-- START --
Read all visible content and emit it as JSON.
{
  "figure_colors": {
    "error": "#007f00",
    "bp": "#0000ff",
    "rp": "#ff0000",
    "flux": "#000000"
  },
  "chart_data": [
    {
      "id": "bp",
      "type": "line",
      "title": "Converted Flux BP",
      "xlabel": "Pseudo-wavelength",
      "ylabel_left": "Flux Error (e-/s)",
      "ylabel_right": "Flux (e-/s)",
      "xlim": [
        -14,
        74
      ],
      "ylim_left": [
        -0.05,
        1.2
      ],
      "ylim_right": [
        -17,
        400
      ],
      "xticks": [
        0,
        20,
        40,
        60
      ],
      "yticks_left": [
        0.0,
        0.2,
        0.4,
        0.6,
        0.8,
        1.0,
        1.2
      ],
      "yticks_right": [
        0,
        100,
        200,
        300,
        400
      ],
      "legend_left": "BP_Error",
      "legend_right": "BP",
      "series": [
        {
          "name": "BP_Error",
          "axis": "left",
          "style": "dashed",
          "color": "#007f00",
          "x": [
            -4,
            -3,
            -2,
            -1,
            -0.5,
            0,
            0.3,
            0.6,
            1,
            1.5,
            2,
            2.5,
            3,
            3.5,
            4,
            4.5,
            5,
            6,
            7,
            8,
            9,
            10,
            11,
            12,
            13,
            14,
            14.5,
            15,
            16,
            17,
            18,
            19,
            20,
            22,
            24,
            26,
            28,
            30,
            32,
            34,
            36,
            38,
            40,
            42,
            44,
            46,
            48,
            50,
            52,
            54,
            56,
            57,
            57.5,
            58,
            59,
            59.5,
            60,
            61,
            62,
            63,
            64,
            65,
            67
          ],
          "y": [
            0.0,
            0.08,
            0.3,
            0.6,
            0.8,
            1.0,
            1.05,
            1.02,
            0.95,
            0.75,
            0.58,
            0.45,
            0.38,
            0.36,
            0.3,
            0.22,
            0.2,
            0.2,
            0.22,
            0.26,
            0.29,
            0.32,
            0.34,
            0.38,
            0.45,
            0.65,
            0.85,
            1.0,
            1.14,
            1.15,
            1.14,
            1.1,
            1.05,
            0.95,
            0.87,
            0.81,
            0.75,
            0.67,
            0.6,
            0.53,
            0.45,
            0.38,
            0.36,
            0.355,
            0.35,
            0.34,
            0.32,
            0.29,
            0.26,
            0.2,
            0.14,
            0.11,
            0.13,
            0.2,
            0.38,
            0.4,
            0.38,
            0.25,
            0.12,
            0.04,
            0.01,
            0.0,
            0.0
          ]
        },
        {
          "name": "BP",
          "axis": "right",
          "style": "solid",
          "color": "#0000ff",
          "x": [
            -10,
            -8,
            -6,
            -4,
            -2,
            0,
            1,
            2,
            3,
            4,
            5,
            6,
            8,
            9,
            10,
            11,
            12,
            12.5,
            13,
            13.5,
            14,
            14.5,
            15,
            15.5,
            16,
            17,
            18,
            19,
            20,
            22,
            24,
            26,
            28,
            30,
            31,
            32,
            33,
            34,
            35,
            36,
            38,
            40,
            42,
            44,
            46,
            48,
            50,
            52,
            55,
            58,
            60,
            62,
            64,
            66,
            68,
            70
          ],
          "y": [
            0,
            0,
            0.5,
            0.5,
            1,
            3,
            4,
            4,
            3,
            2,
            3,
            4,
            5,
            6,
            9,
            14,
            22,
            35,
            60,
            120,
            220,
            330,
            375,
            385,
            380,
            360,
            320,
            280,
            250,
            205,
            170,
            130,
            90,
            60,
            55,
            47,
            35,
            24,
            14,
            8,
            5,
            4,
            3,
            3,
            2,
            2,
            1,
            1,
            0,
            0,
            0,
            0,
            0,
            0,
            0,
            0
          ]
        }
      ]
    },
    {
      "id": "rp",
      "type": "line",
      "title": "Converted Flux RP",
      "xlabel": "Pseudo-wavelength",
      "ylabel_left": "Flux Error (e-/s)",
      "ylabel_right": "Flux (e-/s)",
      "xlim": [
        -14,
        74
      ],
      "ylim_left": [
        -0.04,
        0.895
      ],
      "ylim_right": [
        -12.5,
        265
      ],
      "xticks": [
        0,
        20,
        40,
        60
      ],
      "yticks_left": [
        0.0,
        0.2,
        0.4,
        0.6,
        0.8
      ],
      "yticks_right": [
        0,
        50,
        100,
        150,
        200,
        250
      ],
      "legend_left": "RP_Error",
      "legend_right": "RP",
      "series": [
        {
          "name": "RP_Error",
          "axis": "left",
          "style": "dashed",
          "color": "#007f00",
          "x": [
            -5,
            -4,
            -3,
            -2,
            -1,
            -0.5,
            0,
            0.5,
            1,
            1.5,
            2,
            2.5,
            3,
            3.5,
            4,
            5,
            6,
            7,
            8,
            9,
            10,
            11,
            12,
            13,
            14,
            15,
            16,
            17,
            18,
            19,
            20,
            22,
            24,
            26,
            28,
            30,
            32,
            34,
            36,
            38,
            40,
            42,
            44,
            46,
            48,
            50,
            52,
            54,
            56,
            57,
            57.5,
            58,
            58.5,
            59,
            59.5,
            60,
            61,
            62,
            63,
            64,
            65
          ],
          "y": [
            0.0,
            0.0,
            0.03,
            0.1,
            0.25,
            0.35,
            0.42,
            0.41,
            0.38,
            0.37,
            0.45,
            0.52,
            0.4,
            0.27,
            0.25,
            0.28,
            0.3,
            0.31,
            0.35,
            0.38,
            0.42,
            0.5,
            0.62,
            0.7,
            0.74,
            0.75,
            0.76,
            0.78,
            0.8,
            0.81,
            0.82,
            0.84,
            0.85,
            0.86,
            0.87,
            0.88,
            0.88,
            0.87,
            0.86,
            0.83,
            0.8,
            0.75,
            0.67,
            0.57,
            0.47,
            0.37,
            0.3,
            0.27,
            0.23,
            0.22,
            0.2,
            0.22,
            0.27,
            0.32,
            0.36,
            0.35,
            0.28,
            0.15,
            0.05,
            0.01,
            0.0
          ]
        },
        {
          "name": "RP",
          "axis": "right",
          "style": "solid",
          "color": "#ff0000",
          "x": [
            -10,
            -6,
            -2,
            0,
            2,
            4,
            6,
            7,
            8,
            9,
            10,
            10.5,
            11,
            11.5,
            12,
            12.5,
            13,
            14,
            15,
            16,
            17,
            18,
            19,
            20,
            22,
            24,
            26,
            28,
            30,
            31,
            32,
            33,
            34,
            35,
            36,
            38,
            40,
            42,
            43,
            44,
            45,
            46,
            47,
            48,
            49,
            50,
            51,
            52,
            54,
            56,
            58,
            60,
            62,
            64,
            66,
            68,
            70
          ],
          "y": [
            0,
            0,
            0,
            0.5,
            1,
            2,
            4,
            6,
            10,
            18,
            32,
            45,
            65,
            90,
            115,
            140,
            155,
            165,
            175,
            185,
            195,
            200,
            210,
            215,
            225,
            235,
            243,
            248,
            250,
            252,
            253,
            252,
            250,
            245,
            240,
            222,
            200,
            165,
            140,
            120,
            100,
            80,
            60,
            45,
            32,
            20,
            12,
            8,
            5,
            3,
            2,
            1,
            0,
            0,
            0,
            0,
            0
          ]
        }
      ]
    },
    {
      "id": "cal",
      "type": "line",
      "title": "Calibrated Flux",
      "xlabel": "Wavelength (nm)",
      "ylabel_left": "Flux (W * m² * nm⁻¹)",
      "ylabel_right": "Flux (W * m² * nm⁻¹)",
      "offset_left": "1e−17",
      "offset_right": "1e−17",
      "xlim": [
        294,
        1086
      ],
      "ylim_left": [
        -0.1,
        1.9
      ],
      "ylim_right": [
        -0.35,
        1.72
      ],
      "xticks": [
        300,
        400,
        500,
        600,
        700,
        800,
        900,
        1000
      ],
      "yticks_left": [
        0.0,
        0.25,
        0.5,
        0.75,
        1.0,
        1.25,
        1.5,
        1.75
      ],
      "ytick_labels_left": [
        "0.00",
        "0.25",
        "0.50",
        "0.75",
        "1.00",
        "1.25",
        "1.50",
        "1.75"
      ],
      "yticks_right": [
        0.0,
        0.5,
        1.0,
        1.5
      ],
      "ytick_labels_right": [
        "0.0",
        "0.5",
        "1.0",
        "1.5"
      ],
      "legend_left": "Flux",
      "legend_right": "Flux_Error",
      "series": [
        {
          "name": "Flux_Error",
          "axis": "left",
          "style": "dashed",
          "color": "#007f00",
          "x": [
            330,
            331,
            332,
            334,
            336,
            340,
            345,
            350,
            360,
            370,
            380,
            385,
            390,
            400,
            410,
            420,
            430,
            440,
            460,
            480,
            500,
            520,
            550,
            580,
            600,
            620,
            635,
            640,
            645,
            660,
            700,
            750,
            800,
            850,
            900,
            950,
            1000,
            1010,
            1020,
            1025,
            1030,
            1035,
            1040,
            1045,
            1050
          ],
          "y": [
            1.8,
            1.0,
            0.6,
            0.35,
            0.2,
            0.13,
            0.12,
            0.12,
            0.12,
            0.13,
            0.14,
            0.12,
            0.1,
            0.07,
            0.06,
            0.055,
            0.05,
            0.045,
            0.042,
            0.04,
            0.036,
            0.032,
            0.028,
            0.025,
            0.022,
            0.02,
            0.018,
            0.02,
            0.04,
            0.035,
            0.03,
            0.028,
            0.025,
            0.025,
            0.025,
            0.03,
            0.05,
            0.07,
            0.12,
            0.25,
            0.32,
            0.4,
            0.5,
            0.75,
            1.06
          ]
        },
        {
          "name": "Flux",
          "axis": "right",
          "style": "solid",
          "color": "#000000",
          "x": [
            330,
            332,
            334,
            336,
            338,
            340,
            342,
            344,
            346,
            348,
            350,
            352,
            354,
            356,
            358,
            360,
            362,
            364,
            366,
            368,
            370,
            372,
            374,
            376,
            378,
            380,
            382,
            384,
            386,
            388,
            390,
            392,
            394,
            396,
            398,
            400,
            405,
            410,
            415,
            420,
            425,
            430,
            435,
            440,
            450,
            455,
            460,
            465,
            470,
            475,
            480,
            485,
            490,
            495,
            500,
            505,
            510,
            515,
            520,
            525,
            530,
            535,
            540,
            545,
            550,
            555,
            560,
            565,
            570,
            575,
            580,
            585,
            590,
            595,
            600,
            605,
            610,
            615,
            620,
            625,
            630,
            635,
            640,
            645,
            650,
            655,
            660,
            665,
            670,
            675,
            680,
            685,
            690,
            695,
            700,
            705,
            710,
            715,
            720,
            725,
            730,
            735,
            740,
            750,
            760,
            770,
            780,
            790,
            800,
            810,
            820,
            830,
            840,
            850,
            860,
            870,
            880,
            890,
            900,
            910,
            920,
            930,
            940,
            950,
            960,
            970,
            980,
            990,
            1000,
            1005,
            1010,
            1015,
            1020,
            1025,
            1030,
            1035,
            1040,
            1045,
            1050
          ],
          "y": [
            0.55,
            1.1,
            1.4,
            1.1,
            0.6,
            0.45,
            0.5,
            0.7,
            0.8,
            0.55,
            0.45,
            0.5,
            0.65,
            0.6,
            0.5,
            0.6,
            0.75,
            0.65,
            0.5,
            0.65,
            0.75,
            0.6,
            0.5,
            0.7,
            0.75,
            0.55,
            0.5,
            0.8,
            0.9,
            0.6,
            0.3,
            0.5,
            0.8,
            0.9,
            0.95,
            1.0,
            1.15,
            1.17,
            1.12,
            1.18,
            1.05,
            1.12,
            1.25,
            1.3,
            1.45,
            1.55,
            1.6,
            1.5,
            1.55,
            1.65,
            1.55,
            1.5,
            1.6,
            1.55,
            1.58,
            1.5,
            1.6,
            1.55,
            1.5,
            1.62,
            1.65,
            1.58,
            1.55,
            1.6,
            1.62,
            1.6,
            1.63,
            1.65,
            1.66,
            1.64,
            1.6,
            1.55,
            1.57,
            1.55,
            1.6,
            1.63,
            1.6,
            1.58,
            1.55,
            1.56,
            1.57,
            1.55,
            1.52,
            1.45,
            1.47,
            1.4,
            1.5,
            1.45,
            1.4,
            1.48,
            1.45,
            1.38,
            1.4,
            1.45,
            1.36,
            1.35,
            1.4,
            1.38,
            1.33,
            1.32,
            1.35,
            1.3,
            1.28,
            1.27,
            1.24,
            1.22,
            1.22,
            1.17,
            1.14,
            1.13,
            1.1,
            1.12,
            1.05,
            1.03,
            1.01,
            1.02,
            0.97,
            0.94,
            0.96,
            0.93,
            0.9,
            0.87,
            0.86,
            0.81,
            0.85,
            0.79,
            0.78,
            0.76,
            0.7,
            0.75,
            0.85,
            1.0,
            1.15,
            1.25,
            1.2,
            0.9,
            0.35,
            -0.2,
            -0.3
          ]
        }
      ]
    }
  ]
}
-- END --
Show every line from the entries above in which the word "Converted" appears.

- **Completed task**
      "title": "Converted Flux BP",
      "title": "Converted Flux RP",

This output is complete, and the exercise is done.